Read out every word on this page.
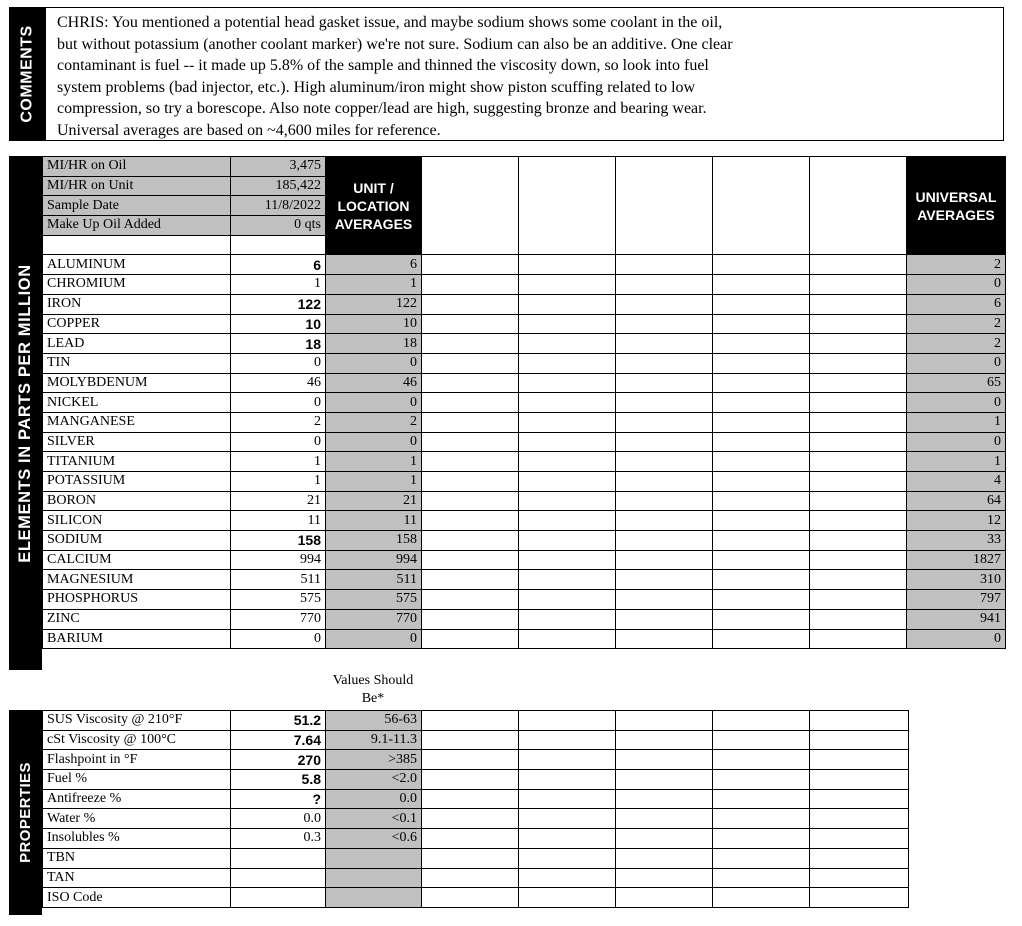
COMMENTS

CHRIS: You mentioned a potential head gasket issue, and maybe sodium shows some coolant in the oil,

but without potassium (another coolant marker) we're not sure. Sodium can also be an additive. One clear

contaminant is fuel -- it made up 5.8% of the sample and thinned the viscosity down, so look into fuel

system problems (bad injector, etc.). High aluminum/iron might show piston scuffing related to low

compression, so try a borescope. Also note copper/lead are high, suggesting bronze and bearing wear.

Universal averages are based on ~4,600 miles for reference.

ELEMENTS IN PARTS PER MILLION
MI/HR on Oil	3,475	UNIT / LOCATION AVERAGES						UNIVERSAL AVERAGES
MI/HR on Unit	185,422							
Sample Date	11/8/2022							
Make Up Oil Added	0 qts							

ALUMINUM	6	6						2
CHROMIUM	1	1						0
IRON	122	122						6
COPPER	10	10						2
LEAD	18	18						2
TIN	0	0						0
MOLYBDENUM	46	46						65
NICKEL	0	0						0
MANGANESE	2	2						1
SILVER	0	0						0
TITANIUM	1	1						1
POTASSIUM	1	1						4
BORON	21	21						64
SILICON	11	11						12
SODIUM	158	158						33
CALCIUM	994	994						1827
MAGNESIUM	511	511						310
PHOSPHORUS	575	575						797
ZINC	770	770						941
BARIUM	0	0						0
Values Should Be*
PROPERTIES
SUS Viscosity @ 210°F	51.2	56-63					
cSt Viscosity @ 100°C	7.64	9.1-11.3					
Flashpoint in °F	270	>385					
Fuel %	5.8	<2.0					
Antifreeze %	?	0.0					
Water %	0.0	<0.1					
Insolubles %	0.3	<0.6					
TBN							
TAN							
ISO Code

········

_Exercise objective_
Where a line of the material above holds the string "coolant", copy that line.

_Reply to the task_
CHRIS: You mentioned a potential head gasket issue, and maybe sodium shows some coolant in the oil,
but without potassium (another coolant marker) we're not sure. Sodium can also be an additive. One clear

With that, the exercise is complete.